- Description of the task
Write out the listing below exactly, and omit any images you find in it.

Extracted records:
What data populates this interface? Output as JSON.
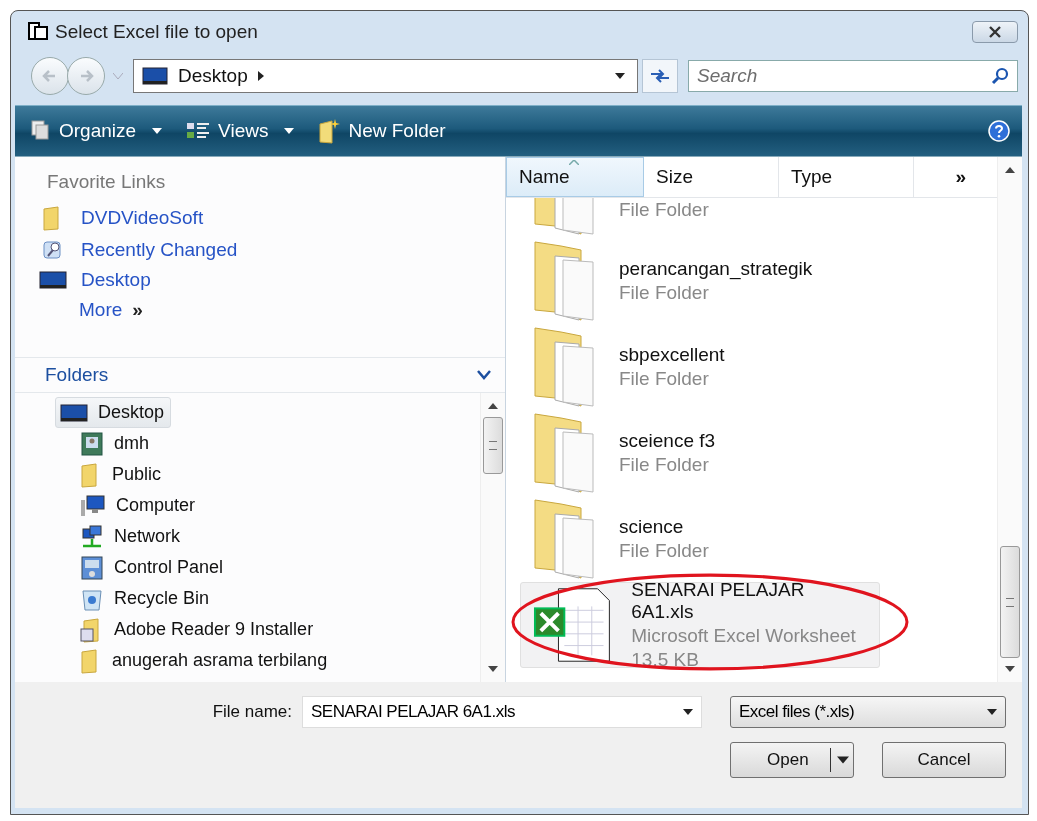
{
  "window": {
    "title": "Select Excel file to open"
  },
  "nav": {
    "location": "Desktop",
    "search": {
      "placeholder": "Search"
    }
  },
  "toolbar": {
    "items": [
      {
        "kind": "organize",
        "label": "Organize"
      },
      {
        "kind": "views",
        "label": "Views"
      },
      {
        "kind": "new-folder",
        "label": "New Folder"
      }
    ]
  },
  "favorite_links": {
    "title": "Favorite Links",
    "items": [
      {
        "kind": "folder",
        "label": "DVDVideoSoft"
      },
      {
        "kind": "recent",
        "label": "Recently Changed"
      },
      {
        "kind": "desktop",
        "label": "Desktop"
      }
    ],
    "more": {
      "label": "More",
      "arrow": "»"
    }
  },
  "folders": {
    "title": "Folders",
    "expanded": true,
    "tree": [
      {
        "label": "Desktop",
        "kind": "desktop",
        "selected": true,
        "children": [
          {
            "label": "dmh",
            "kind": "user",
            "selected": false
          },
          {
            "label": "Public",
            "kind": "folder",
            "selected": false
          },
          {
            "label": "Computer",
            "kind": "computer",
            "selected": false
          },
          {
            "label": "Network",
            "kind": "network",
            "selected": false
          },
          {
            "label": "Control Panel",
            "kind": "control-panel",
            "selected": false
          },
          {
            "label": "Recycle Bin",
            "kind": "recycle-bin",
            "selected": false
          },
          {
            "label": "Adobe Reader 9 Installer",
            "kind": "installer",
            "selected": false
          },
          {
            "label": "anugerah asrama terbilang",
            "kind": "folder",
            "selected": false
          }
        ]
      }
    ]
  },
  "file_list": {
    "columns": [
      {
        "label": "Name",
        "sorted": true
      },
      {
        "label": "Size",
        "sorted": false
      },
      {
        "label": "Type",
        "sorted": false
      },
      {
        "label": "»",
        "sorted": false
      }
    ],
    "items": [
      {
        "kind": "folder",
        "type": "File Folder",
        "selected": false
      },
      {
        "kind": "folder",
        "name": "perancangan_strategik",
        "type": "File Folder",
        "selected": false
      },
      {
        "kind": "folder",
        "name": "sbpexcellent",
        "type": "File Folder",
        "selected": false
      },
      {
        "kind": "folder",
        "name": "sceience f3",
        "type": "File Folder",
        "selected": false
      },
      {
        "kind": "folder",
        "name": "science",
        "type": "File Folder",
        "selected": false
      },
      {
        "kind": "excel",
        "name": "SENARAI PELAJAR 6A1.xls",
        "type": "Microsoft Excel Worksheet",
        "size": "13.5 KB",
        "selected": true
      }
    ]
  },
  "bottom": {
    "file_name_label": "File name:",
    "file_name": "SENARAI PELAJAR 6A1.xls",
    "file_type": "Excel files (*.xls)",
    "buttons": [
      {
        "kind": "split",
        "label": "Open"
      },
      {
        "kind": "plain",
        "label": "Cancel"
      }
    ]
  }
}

- Task answer
What data populates this interface? Output as JSON.
{
  "window": {
    "title": "Select Excel file to open"
  },
  "nav": {
    "location": "Desktop",
    "search": {
      "placeholder": "Search"
    }
  },
  "toolbar": {
    "items": [
      {
        "kind": "organize",
        "label": "Organize"
      },
      {
        "kind": "views",
        "label": "Views"
      },
      {
        "kind": "new-folder",
        "label": "New Folder"
      }
    ]
  },
  "favorite_links": {
    "title": "Favorite Links",
    "items": [
      {
        "kind": "folder",
        "label": "DVDVideoSoft"
      },
      {
        "kind": "recent",
        "label": "Recently Changed"
      },
      {
        "kind": "desktop",
        "label": "Desktop"
      }
    ],
    "more": {
      "label": "More",
      "arrow": "»"
    }
  },
  "folders": {
    "title": "Folders",
    "expanded": true,
    "tree": [
      {
        "label": "Desktop",
        "kind": "desktop",
        "selected": true,
        "children": [
          {
            "label": "dmh",
            "kind": "user",
            "selected": false
          },
          {
            "label": "Public",
            "kind": "folder",
            "selected": false
          },
          {
            "label": "Computer",
            "kind": "computer",
            "selected": false
          },
          {
            "label": "Network",
            "kind": "network",
            "selected": false
          },
          {
            "label": "Control Panel",
            "kind": "control-panel",
            "selected": false
          },
          {
            "label": "Recycle Bin",
            "kind": "recycle-bin",
            "selected": false
          },
          {
            "label": "Adobe Reader 9 Installer",
            "kind": "installer",
            "selected": false
          },
          {
            "label": "anugerah asrama terbilang",
            "kind": "folder",
            "selected": false
          }
        ]
      }
    ]
  },
  "file_list": {
    "columns": [
      {
        "label": "Name",
        "sorted": true
      },
      {
        "label": "Size",
        "sorted": false
      },
      {
        "label": "Type",
        "sorted": false
      },
      {
        "label": "»",
        "sorted": false
      }
    ],
    "items": [
      {
        "kind": "folder",
        "type": "File Folder",
        "selected": false
      },
      {
        "kind": "folder",
        "name": "perancangan_strategik",
        "type": "File Folder",
        "selected": false
      },
      {
        "kind": "folder",
        "name": "sbpexcellent",
        "type": "File Folder",
        "selected": false
      },
      {
        "kind": "folder",
        "name": "sceience f3",
        "type": "File Folder",
        "selected": false
      },
      {
        "kind": "folder",
        "name": "science",
        "type": "File Folder",
        "selected": false
      },
      {
        "kind": "excel",
        "name": "SENARAI PELAJAR 6A1.xls",
        "type": "Microsoft Excel Worksheet",
        "size": "13.5 KB",
        "selected": true
      }
    ]
  },
  "bottom": {
    "file_name_label": "File name:",
    "file_name": "SENARAI PELAJAR 6A1.xls",
    "file_type": "Excel files (*.xls)",
    "buttons": [
      {
        "kind": "split",
        "label": "Open"
      },
      {
        "kind": "plain",
        "label": "Cancel"
      }
    ]
  }
}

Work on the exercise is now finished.